__EXERCISE BRIEF__
Without including any pictures, write out all the entries exactly.

__DATA EXCERPTS__
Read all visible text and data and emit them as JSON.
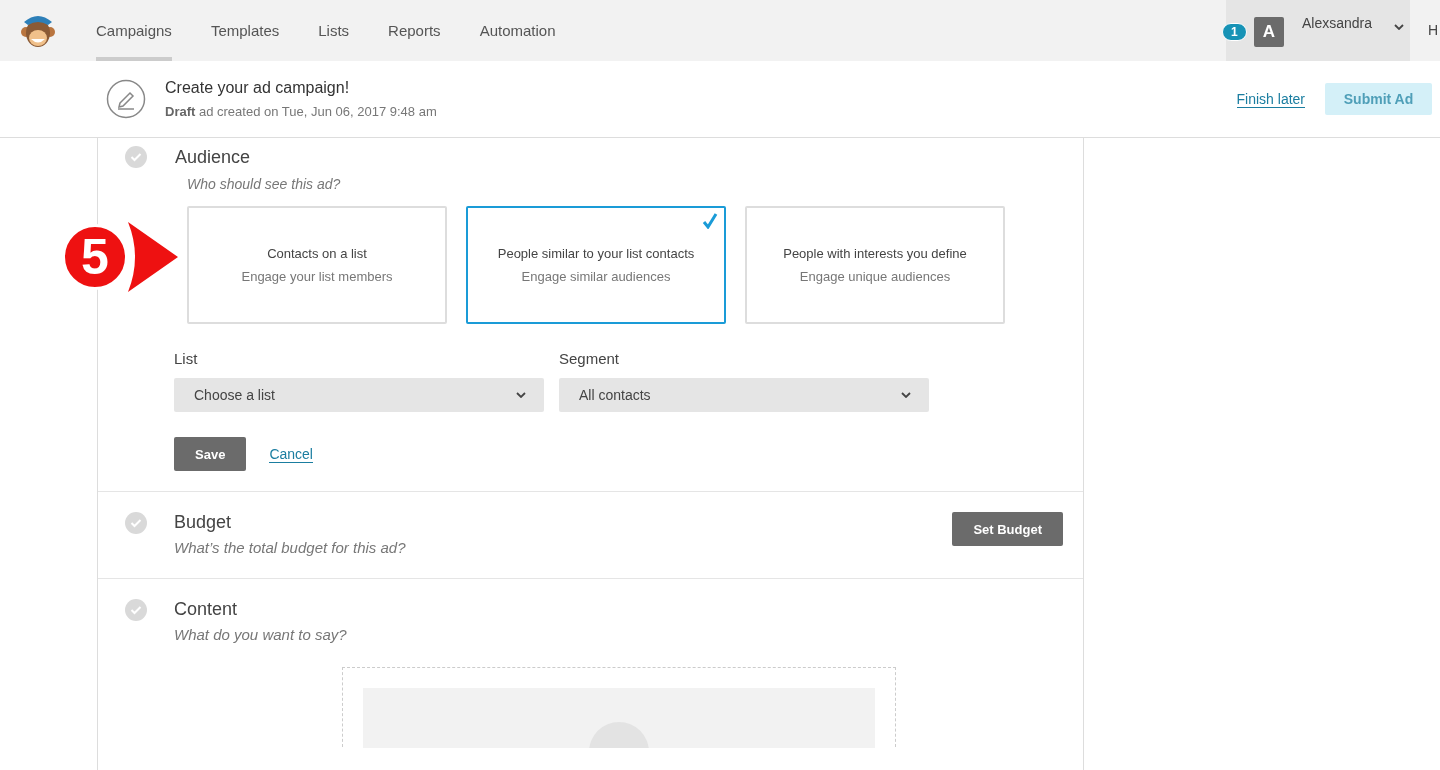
{
  "nav": {
    "tabs": [
      {
        "label": "Campaigns",
        "selected": true
      },
      {
        "label": "Templates",
        "selected": false
      },
      {
        "label": "Lists",
        "selected": false
      },
      {
        "label": "Reports",
        "selected": false
      },
      {
        "label": "Automation",
        "selected": false
      }
    ],
    "user": {
      "badge": "1",
      "initial": "A",
      "name": "Alexsandra"
    },
    "cut_label": "H"
  },
  "header": {
    "title": "Create your ad campaign!",
    "subtitle": "**Draft** ad created on Tue, Jun 06, 2017 9:48 am",
    "finish_later": "Finish later",
    "submit": {
      "label": "Submit Ad",
      "disabled": true
    }
  },
  "annotation": {
    "step": "5"
  },
  "audience": {
    "title": "Audience",
    "question": "Who should see this ad?",
    "options": [
      {
        "title": "Contacts on a list",
        "subtitle": "Engage your list members",
        "selected": false
      },
      {
        "title": "People similar to your list contacts",
        "subtitle": "Engage similar audiences",
        "selected": true
      },
      {
        "title": "People with interests you define",
        "subtitle": "Engage unique audiences",
        "selected": false
      }
    ],
    "fields": [
      {
        "label": "List",
        "value": "Choose a list"
      },
      {
        "label": "Segment",
        "value": "All contacts"
      }
    ],
    "save": "Save",
    "cancel": "Cancel"
  },
  "budget": {
    "title": "Budget",
    "question": "What’s the total budget for this ad?",
    "button": "Set Budget"
  },
  "content": {
    "title": "Content",
    "question": "What do you want to say?"
  }
}
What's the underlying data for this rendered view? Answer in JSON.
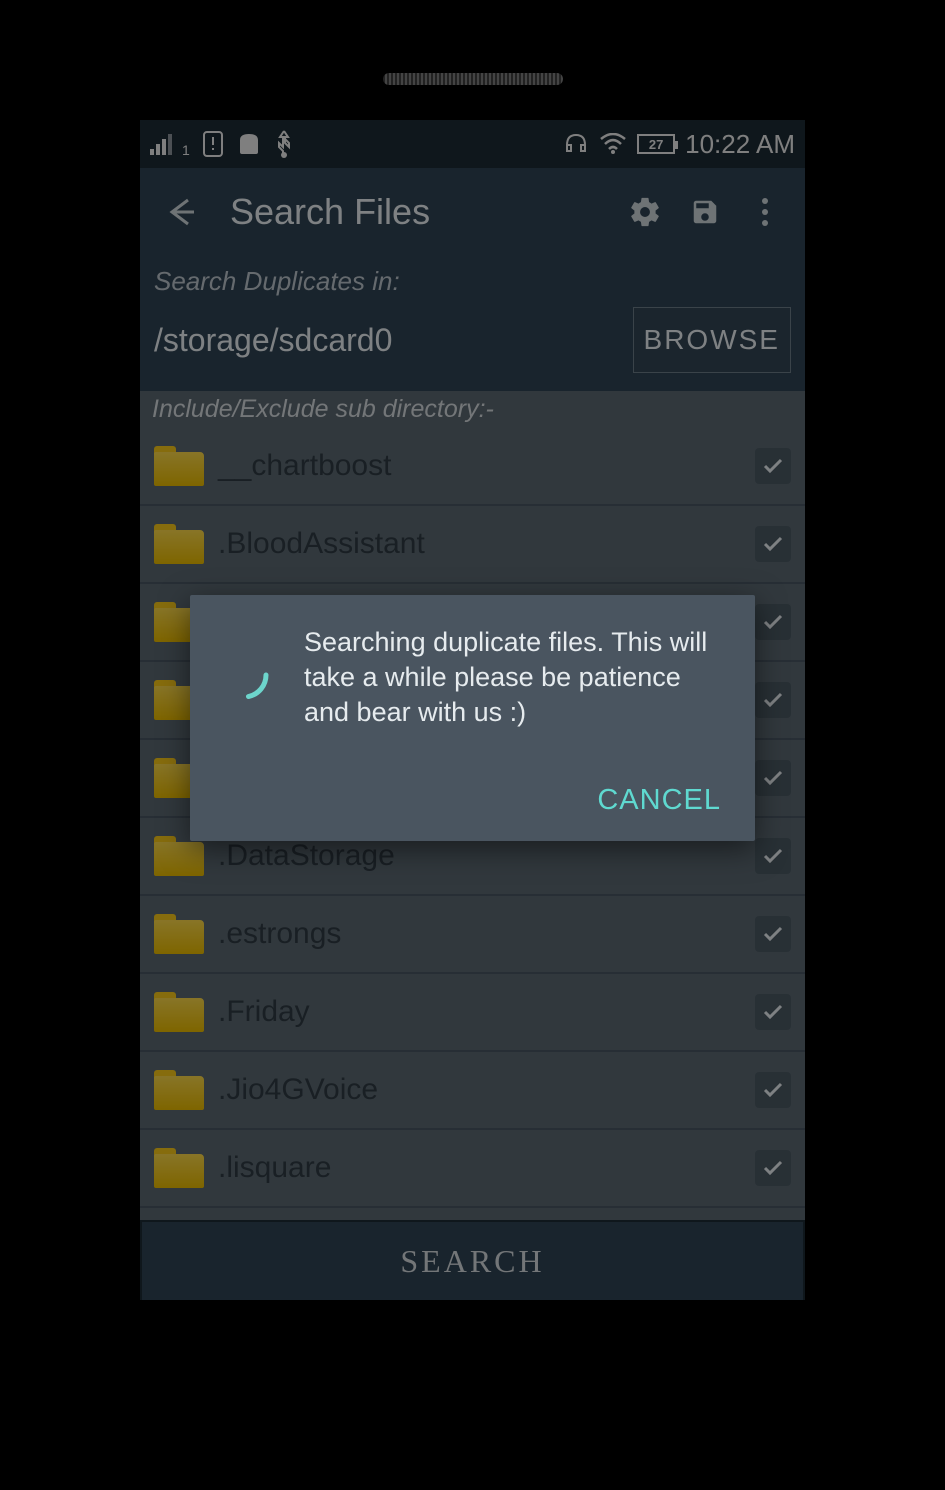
{
  "status_bar": {
    "time": "10:22 AM",
    "battery_level": "27"
  },
  "toolbar": {
    "title": "Search Files"
  },
  "search": {
    "label": "Search Duplicates in:",
    "path": "/storage/sdcard0",
    "browse_label": "BROWSE",
    "subdir_label": "Include/Exclude sub directory:-"
  },
  "folders": [
    {
      "name": "__chartboost",
      "checked": true
    },
    {
      "name": ".BloodAssistant",
      "checked": true
    },
    {
      "name": "",
      "checked": true
    },
    {
      "name": "",
      "checked": true
    },
    {
      "name": "",
      "checked": true
    },
    {
      "name": ".DataStorage",
      "checked": true
    },
    {
      "name": ".estrongs",
      "checked": true
    },
    {
      "name": ".Friday",
      "checked": true
    },
    {
      "name": ".Jio4GVoice",
      "checked": true
    },
    {
      "name": ".lisquare",
      "checked": true
    }
  ],
  "search_button": "SEARCH",
  "dialog": {
    "message": "Searching duplicate files. This will take a while please be patience and bear with us :)",
    "cancel_label": "CANCEL"
  }
}
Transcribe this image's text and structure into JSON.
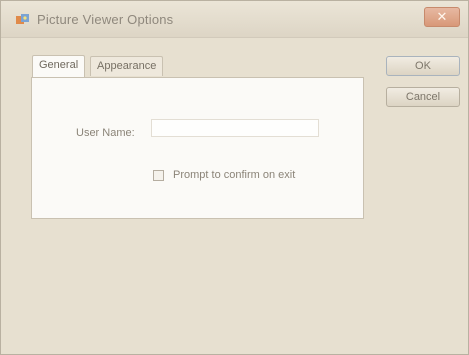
{
  "window": {
    "title": "Picture Viewer Options",
    "close_glyph": "✕"
  },
  "tabs": [
    {
      "label": "General",
      "active": true
    },
    {
      "label": "Appearance",
      "active": false
    }
  ],
  "general": {
    "user_name_label": "User Name:",
    "user_name_value": "",
    "prompt_label": "Prompt to confirm on exit",
    "prompt_checked": false
  },
  "buttons": {
    "ok": "OK",
    "cancel": "Cancel"
  },
  "icons": {
    "app": "picture-viewer-icon",
    "close": "close-icon"
  }
}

__FINISHED TASK__
Read all visible text and data and emit them as JSON.
{
  "nav": {
    "tabs": [
      {
        "label": "Campaigns",
        "selected": true
      },
      {
        "label": "Templates",
        "selected": false
      },
      {
        "label": "Lists",
        "selected": false
      },
      {
        "label": "Reports",
        "selected": false
      },
      {
        "label": "Automation",
        "selected": false
      }
    ],
    "user": {
      "badge": "1",
      "initial": "A",
      "name": "Alexsandra"
    },
    "cut_label": "H"
  },
  "header": {
    "title": "Create your ad campaign!",
    "subtitle": "**Draft** ad created on Tue, Jun 06, 2017 9:48 am",
    "finish_later": "Finish later",
    "submit": {
      "label": "Submit Ad",
      "disabled": true
    }
  },
  "annotation": {
    "step": "5"
  },
  "audience": {
    "title": "Audience",
    "question": "Who should see this ad?",
    "options": [
      {
        "title": "Contacts on a list",
        "subtitle": "Engage your list members",
        "selected": false
      },
      {
        "title": "People similar to your list contacts",
        "subtitle": "Engage similar audiences",
        "selected": true
      },
      {
        "title": "People with interests you define",
        "subtitle": "Engage unique audiences",
        "selected": false
      }
    ],
    "fields": [
      {
        "label": "List",
        "value": "Choose a list"
      },
      {
        "label": "Segment",
        "value": "All contacts"
      }
    ],
    "save": "Save",
    "cancel": "Cancel"
  },
  "budget": {
    "title": "Budget",
    "question": "What’s the total budget for this ad?",
    "button": "Set Budget"
  },
  "content": {
    "title": "Content",
    "question": "What do you want to say?"
  }
}
What's the underlying data for this rendered view? Answer in JSON.
{
  "status_bar": {
    "time": "10:22 AM",
    "battery_level": "27"
  },
  "toolbar": {
    "title": "Search Files"
  },
  "search": {
    "label": "Search Duplicates in:",
    "path": "/storage/sdcard0",
    "browse_label": "BROWSE",
    "subdir_label": "Include/Exclude sub directory:-"
  },
  "folders": [
    {
      "name": "__chartboost",
      "checked": true
    },
    {
      "name": ".BloodAssistant",
      "checked": true
    },
    {
      "name": "",
      "checked": true
    },
    {
      "name": "",
      "checked": true
    },
    {
      "name": "",
      "checked": true
    },
    {
      "name": ".DataStorage",
      "checked": true
    },
    {
      "name": ".estrongs",
      "checked": true
    },
    {
      "name": ".Friday",
      "checked": true
    },
    {
      "name": ".Jio4GVoice",
      "checked": true
    },
    {
      "name": ".lisquare",
      "checked": true
    }
  ],
  "search_button": "SEARCH",
  "dialog": {
    "message": "Searching duplicate files. This will take a while please be patience and bear with us :)",
    "cancel_label": "CANCEL"
  }
}
Transcribe this image's text and structure into JSON.
{
  "window": {
    "title": "Picture Viewer Options",
    "close_glyph": "✕"
  },
  "tabs": [
    {
      "label": "General",
      "active": true
    },
    {
      "label": "Appearance",
      "active": false
    }
  ],
  "general": {
    "user_name_label": "User Name:",
    "user_name_value": "",
    "prompt_label": "Prompt to confirm on exit",
    "prompt_checked": false
  },
  "buttons": {
    "ok": "OK",
    "cancel": "Cancel"
  },
  "icons": {
    "app": "picture-viewer-icon",
    "close": "close-icon"
  }
}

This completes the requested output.